Whenever a line below holds the word "text", copy that line.

(Rows from a dataset)
-- Start --

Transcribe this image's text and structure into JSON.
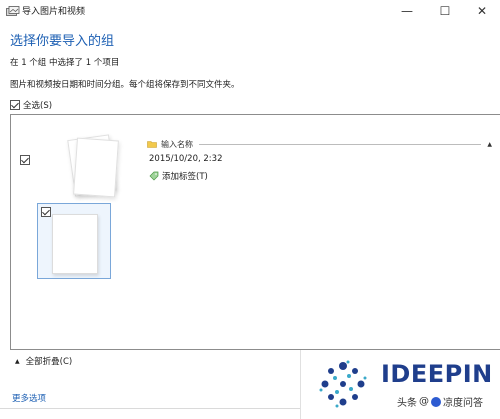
{
  "window": {
    "title": "导入图片和视频",
    "buttons": {
      "minimize": "—",
      "maximize": "☐",
      "close": "✕"
    }
  },
  "main": {
    "heading": "选择你要导入的组",
    "selection_summary": "在 1 个组 中选择了 1 个项目",
    "description": "图片和视频按日期和时间分组。每个组将保存到不同文件夹。",
    "select_all_label": "全选(S)",
    "select_all_checked": true
  },
  "group": {
    "checked": true,
    "name_placeholder": "输入名称",
    "date": "2015/10/20, 2:32",
    "add_tag_label": "添加标签(T)",
    "items": [
      {
        "checked": true
      }
    ]
  },
  "footer": {
    "collapse_all_label": "全部折叠(C)",
    "more_options_label": "更多选项"
  },
  "watermark": {
    "brand": "IDEEPIN",
    "credit_source": "头条",
    "credit_at": "@",
    "credit_name": "凉度问答"
  },
  "colors": {
    "accent": "#1c5fb3",
    "selected_tile_border": "#7aa7d9",
    "selected_tile_bg": "#eef5fd",
    "brand": "#1f3e8c"
  }
}
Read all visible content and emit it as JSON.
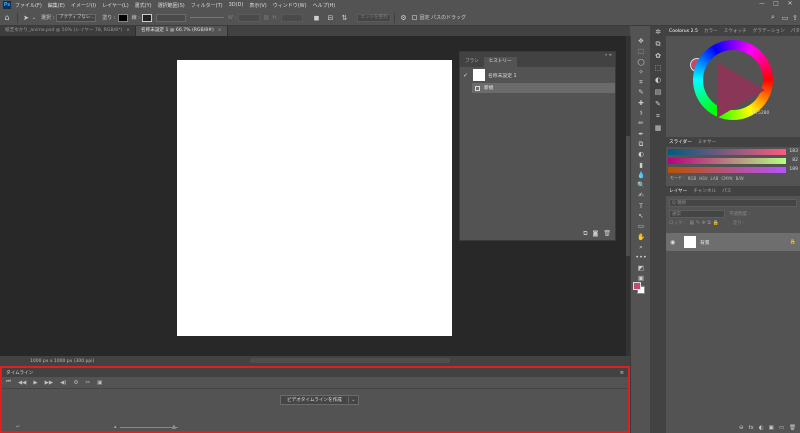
{
  "app": {
    "logo": "Ps"
  },
  "menu": [
    "ファイル(F)",
    "編集(E)",
    "イメージ(I)",
    "レイヤー(L)",
    "書式(Y)",
    "選択範囲(S)",
    "フィルター(T)",
    "3D(D)",
    "表示(V)",
    "ウィンドウ(W)",
    "ヘルプ(H)"
  ],
  "window_controls": [
    "—",
    "□",
    "✕"
  ],
  "options": {
    "select_label": "選択 :",
    "select_value": "アクティブなレ…",
    "fill_label": "塗り :",
    "stroke_label": "線 :",
    "w_label": "W :",
    "h_label": "H :",
    "auto_label": "エッジを整列",
    "drag_label": "固定 パスのドラッグ"
  },
  "tabs": [
    {
      "label": "紙芝ゆかり_anime.psd @ 50% (レイヤー 78, RGB/8*)",
      "close": "×"
    },
    {
      "label": "名称未設定 1 @ 66.7% (RGB/8#)",
      "close": "×"
    }
  ],
  "status": {
    "text": "1000 px x 1000 px (300 ppi)"
  },
  "history_panel": {
    "collapse": "« ≡",
    "tabs": [
      "ブラシ",
      "ヒストリー"
    ],
    "snapshot_label": "名称未設定 1",
    "state_label": "新規"
  },
  "timeline": {
    "title": "タイムライン",
    "menu_icon": "≡",
    "controls": [
      "⏮",
      "◀◀",
      "▶",
      "▶▶",
      "◀)",
      "⚙",
      "✂",
      "▣"
    ],
    "create_button": "ビデオタイムラインを作成",
    "create_dropdown": "⌄",
    "footer_left": "↩",
    "footer_mid": "▲"
  },
  "tools": [
    "✥",
    "⬚",
    "◯",
    "✧",
    "⌗",
    "✎",
    "✚",
    "⚕",
    "✏",
    "✒",
    "⧉",
    "◐",
    "▮",
    "💧",
    "🔍",
    "✍",
    "T",
    "↖",
    "▭",
    "✋",
    "⌕",
    "•••",
    "◩",
    "▣",
    "◫"
  ],
  "iconcol": [
    "✲",
    "⧉",
    "✿",
    "⬚",
    "◐",
    "▤",
    "✎",
    "⌗",
    "▦"
  ],
  "color_panel": {
    "tabs": [
      "Coolorus 2.5",
      "カラー",
      "スウォッチ",
      "グラデーション",
      "パターン"
    ],
    "hex": "B75280",
    "current_color": "#b94d6c"
  },
  "sliders": {
    "tabs": [
      "スライダー",
      "ミキサー"
    ],
    "rows": [
      {
        "value": "183",
        "gradient": "linear-gradient(to right,#005a80,#ff5a80)"
      },
      {
        "value": "82",
        "gradient": "linear-gradient(to right,#b70080,#b7ff80)"
      },
      {
        "value": "189",
        "gradient": "linear-gradient(to right,#b75200,#b752ff)"
      }
    ],
    "modes": [
      "モード :",
      "RGB",
      "HSV",
      "LAB",
      "CMYK",
      "B/W"
    ]
  },
  "layers": {
    "tabs": [
      "レイヤー",
      "チャンネル",
      "パス"
    ],
    "search_placeholder": "Q 種類",
    "blend_mode": "通常",
    "opacity_label": "不透明度 :",
    "lock_label": "ロック :",
    "fill_label": "塗り :",
    "layer_name": "背景",
    "footer_icons": [
      "⊖",
      "fx",
      "◐",
      "▣",
      "▭",
      "🗑"
    ]
  }
}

-- End --

■ TASK SOLUTION:
Transcribe this image's text and structure into JSON.
    "text": "1000 px x 1000 px (300 ppi)"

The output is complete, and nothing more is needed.